Information shown >>
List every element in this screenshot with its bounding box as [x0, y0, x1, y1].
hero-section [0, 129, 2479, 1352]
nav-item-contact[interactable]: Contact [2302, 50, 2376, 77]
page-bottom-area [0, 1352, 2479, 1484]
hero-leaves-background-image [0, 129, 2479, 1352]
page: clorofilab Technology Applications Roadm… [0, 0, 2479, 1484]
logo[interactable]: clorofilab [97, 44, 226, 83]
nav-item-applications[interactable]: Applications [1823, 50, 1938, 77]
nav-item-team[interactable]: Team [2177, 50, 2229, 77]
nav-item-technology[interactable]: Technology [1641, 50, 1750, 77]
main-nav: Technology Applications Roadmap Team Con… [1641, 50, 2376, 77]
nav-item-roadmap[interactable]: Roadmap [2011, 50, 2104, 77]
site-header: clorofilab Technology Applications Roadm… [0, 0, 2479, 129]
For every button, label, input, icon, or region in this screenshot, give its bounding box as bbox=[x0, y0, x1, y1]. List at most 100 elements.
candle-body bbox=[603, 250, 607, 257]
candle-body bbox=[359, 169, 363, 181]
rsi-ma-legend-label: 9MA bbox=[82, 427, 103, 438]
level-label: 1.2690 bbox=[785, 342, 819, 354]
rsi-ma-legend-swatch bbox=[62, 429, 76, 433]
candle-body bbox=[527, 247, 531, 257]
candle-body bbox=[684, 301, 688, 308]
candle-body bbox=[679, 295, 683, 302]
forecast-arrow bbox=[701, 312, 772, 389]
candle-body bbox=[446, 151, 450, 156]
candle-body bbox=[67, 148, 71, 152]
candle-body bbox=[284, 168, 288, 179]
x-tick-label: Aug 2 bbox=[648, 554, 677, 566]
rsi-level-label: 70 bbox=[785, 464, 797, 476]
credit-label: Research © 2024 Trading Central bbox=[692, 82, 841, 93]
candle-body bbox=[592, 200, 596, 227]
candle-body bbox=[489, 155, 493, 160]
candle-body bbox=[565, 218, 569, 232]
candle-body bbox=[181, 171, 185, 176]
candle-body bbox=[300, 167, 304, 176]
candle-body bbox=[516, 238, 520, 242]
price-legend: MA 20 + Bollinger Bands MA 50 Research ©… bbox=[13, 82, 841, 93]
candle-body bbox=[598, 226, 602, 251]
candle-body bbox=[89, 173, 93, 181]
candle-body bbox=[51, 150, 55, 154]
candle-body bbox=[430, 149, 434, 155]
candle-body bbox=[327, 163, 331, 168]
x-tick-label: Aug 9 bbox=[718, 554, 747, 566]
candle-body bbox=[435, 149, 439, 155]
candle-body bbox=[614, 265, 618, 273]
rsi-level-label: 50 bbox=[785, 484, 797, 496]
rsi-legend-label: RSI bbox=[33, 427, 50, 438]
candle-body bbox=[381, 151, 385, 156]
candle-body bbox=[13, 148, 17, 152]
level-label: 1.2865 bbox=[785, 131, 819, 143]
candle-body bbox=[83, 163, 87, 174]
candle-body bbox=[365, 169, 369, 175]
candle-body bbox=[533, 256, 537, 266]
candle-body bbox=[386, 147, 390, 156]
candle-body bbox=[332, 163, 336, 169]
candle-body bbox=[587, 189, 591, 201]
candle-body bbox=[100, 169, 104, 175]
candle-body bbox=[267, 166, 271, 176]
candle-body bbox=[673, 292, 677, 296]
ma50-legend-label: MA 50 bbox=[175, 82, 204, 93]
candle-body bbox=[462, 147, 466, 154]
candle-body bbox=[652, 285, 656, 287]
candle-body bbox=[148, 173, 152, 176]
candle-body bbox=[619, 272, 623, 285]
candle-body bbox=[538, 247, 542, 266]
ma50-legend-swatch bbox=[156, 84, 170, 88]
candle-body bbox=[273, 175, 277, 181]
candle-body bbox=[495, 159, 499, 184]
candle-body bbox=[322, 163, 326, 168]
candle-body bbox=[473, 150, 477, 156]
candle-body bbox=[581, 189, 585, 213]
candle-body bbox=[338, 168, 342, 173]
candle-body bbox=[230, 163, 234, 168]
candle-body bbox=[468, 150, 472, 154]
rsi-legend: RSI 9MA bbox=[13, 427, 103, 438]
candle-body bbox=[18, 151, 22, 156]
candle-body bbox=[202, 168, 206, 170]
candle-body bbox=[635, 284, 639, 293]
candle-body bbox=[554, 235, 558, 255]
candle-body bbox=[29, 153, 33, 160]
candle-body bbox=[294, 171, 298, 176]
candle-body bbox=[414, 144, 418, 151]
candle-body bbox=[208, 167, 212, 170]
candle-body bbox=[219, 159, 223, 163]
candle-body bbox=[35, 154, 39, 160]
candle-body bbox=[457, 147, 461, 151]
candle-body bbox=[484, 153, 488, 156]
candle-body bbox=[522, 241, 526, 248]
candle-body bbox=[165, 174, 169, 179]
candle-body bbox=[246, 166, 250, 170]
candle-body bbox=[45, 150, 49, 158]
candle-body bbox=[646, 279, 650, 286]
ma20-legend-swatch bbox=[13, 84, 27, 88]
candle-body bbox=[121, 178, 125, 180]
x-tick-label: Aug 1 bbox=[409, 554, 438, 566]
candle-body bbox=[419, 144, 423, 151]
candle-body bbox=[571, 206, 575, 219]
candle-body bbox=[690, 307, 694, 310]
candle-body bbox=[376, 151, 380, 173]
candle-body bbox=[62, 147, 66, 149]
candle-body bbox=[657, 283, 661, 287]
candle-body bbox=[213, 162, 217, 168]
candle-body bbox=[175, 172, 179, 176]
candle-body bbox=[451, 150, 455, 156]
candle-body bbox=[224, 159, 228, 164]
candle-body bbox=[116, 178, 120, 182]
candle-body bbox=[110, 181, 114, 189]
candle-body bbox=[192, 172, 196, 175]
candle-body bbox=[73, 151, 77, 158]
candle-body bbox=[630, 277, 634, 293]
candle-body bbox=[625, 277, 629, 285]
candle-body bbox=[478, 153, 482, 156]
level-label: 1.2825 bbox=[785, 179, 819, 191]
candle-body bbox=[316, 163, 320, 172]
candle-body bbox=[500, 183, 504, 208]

Your instructions >> Format every line of the records above as a JSON list of strings, with one string per line and no entries for blank lines.

Reply to the task >>
[
  "List every element in this screenshot with its bounding box as [x0, y0, x1, y1].",
  "hero-section [0, 129, 2479, 1352]",
  "nav-item-contact[interactable]: Contact [2302, 50, 2376, 77]",
  "page-bottom-area [0, 1352, 2479, 1484]",
  "hero-leaves-background-image [0, 129, 2479, 1352]",
  "page: clorofilab Technology Applications Roadm… [0, 0, 2479, 1484]",
  "logo[interactable]: clorofilab [97, 44, 226, 83]",
  "nav-item-applications[interactable]: Applications [1823, 50, 1938, 77]",
  "nav-item-team[interactable]: Team [2177, 50, 2229, 77]",
  "nav-item-technology[interactable]: Technology [1641, 50, 1750, 77]",
  "main-nav: Technology Applications Roadmap Team Con… [1641, 50, 2376, 77]",
  "nav-item-roadmap[interactable]: Roadmap [2011, 50, 2104, 77]",
  "site-header: clorofilab Technology Applications Roadm… [0, 0, 2479, 129]",
  "For every button, label, input, icon, or region in this screenshot, give its bounding box as bbox=[x0, y0, x1, y1]. List at most 100 elements.",
  "candle-body bbox=[603, 250, 607, 257]",
  "candle-body bbox=[359, 169, 363, 181]",
  "rsi-ma-legend-label: 9MA bbox=[82, 427, 103, 438]",
  "level-label: 1.2690 bbox=[785, 342, 819, 354]",
  "rsi-ma-legend-swatch bbox=[62, 429, 76, 433]",
  "candle-body bbox=[527, 247, 531, 257]",
  "candle-body bbox=[684, 301, 688, 308]",
  "candle-body bbox=[679, 295, 683, 302]",
  "forecast-arrow bbox=[701, 312, 772, 389]",
  "candle-body bbox=[446, 151, 450, 156]",
  "candle-body bbox=[67, 148, 71, 152]",
  "candle-body bbox=[284, 168, 288, 179]",
  "x-tick-label: Aug 2 bbox=[648, 554, 677, 566]",
  "rsi-level-label: 70 bbox=[785, 464, 797, 476]",
  "credit-label: Research © 2024 Trading Central bbox=[692, 82, 841, 93]",
  "candle-body bbox=[592, 200, 596, 227]",
  "candle-body bbox=[489, 155, 493, 160]",
  "candle-body bbox=[565, 218, 569, 232]",
  "candle-body bbox=[181, 171, 185, 176]",
  "candle-body bbox=[300, 167, 304, 176]",
  "candle-body bbox=[516, 238, 520, 242]",
  "price-legend: MA 20 + Bollinger Bands MA 50 Research ©… bbox=[13, 82, 841, 93]",
  "candle-body bbox=[598, 226, 602, 251]",
  "candle-body bbox=[89, 173, 93, 181]",
  "candle-body bbox=[51, 150, 55, 154]",
  "candle-body bbox=[430, 149, 434, 155]",
  "candle-body bbox=[327, 163, 331, 168]",
  "x-tick-label: Aug 9 bbox=[718, 554, 747, 566]",
  "candle-body bbox=[435, 149, 439, 155]",
  "candle-body bbox=[614, 265, 618, 273]",
  "rsi-level-label: 50 bbox=[785, 484, 797, 496]",
  "rsi-legend-label: RSI bbox=[33, 427, 50, 438]",
  "candle-body bbox=[381, 151, 385, 156]",
  "candle-body bbox=[13, 148, 17, 152]",
  "level-label: 1.2865 bbox=[785, 131, 819, 143]",
  "candle-body bbox=[83, 163, 87, 174]",
  "candle-body bbox=[365, 169, 369, 175]",
  "candle-body bbox=[533, 256, 537, 266]",
  "candle-body bbox=[386, 147, 390, 156]",
  "candle-body bbox=[332, 163, 336, 169]",
  "candle-body bbox=[587, 189, 591, 201]",
  "candle-body bbox=[100, 169, 104, 175]",
  "candle-body bbox=[267, 166, 271, 176]",
  "candle-body bbox=[673, 292, 677, 296]",
  "ma50-legend-label: MA 50 bbox=[175, 82, 204, 93]",
  "candle-body bbox=[462, 147, 466, 154]",
  "candle-body bbox=[652, 285, 656, 287]",
  "candle-body bbox=[148, 173, 152, 176]",
  "candle-body bbox=[619, 272, 623, 285]",
  "candle-body bbox=[538, 247, 542, 266]",
  "ma50-legend-swatch bbox=[156, 84, 170, 88]",
  "candle-body bbox=[273, 175, 277, 181]",
  "candle-body bbox=[495, 159, 499, 184]",
  "candle-body bbox=[322, 163, 326, 168]",
  "candle-body bbox=[473, 150, 477, 156]",
  "candle-body bbox=[581, 189, 585, 213]",
  "candle-body bbox=[338, 168, 342, 173]",
  "candle-body bbox=[230, 163, 234, 168]",
  "candle-body bbox=[468, 150, 472, 154]",
  "rsi-legend: RSI 9MA bbox=[13, 427, 103, 438]",
  "candle-body bbox=[18, 151, 22, 156]",
  "candle-body bbox=[202, 168, 206, 170]",
  "candle-body bbox=[635, 284, 639, 293]",
  "candle-body bbox=[554, 235, 558, 255]",
  "candle-body bbox=[29, 153, 33, 160]",
  "candle-body bbox=[294, 171, 298, 176]",
  "candle-body bbox=[414, 144, 418, 151]",
  "candle-body bbox=[208, 167, 212, 170]",
  "candle-body bbox=[219, 159, 223, 163]",
  "candle-body bbox=[35, 154, 39, 160]",
  "candle-body bbox=[457, 147, 461, 151]",
  "candle-body bbox=[484, 153, 488, 156]",
  "candle-body bbox=[522, 241, 526, 248]",
  "candle-body bbox=[165, 174, 169, 179]",
  "candle-body bbox=[246, 166, 250, 170]",
  "candle-body bbox=[45, 150, 49, 158]",
  "candle-body bbox=[646, 279, 650, 286]",
  "ma20-legend-swatch bbox=[13, 84, 27, 88]",
  "candle-body bbox=[121, 178, 125, 180]",
  "x-tick-label: Aug 1 bbox=[409, 554, 438, 566]",
  "candle-body bbox=[419, 144, 423, 151]",
  "candle-body bbox=[571, 206, 575, 219]",
  "candle-body bbox=[690, 307, 694, 310]",
  "candle-body bbox=[376, 151, 380, 173]",
  "candle-body bbox=[62, 147, 66, 149]",
  "candle-body bbox=[657, 283, 661, 287]",
  "candle-body bbox=[213, 162, 217, 168]",
  "candle-body bbox=[175, 172, 179, 176]",
  "candle-body bbox=[451, 150, 455, 156]",
  "candle-body bbox=[224, 159, 228, 164]",
  "candle-body bbox=[116, 178, 120, 182]",
  "candle-body bbox=[110, 181, 114, 189]",
  "candle-body bbox=[192, 172, 196, 175]",
  "candle-body bbox=[73, 151, 77, 158]",
  "candle-body bbox=[630, 277, 634, 293]",
  "candle-body bbox=[625, 277, 629, 285]",
  "candle-body bbox=[478, 153, 482, 156]",
  "level-label: 1.2825 bbox=[785, 179, 819, 191]",
  "candle-body bbox=[316, 163, 320, 172]",
  "candle-body bbox=[500, 183, 504, 208]"
]